_TASK GOAL_
Read the listing below and copy out every line that holds "왼쪽에서부터".

(Dataset records)
▽

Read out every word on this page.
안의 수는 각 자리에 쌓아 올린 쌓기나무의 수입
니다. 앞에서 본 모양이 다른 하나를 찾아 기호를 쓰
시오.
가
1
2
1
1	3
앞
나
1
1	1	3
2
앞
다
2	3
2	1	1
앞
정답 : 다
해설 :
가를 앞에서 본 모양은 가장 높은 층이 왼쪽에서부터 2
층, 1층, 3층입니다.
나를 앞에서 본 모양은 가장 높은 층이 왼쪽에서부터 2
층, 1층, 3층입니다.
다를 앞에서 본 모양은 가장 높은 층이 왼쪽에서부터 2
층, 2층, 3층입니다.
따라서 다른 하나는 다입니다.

△
▽

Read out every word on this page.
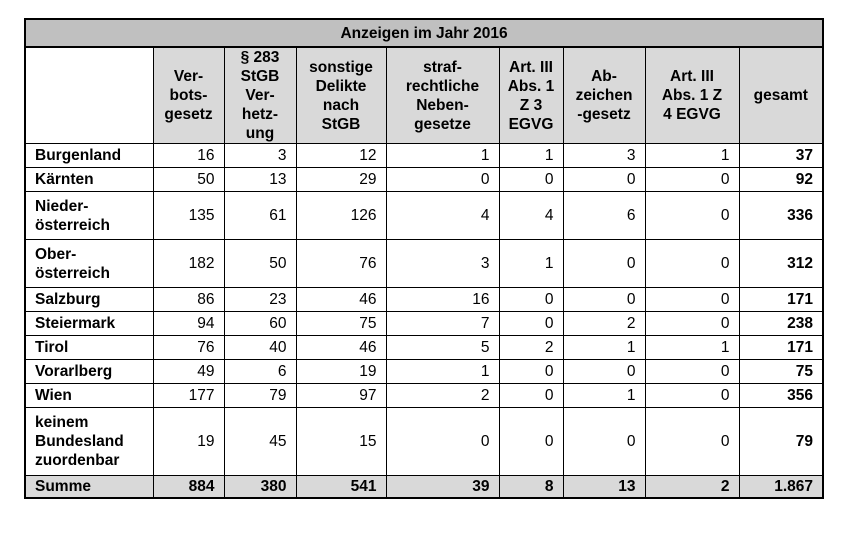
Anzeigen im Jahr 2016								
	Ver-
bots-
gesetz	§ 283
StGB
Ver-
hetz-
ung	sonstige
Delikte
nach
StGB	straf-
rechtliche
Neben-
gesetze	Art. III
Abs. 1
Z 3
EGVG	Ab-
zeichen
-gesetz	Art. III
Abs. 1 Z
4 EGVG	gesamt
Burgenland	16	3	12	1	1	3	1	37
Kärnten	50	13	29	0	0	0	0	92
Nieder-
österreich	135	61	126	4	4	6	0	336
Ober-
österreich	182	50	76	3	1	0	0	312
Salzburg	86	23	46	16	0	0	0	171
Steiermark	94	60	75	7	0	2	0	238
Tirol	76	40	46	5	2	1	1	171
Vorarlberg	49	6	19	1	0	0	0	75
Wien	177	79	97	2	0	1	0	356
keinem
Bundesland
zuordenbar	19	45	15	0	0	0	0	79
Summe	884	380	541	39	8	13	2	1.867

△

_RESULT OF THE TASK_
가를 앞에서 본 모양은 가장 높은 층이 왼쪽에서부터 2
나를 앞에서 본 모양은 가장 높은 층이 왼쪽에서부터 2
다를 앞에서 본 모양은 가장 높은 층이 왼쪽에서부터 2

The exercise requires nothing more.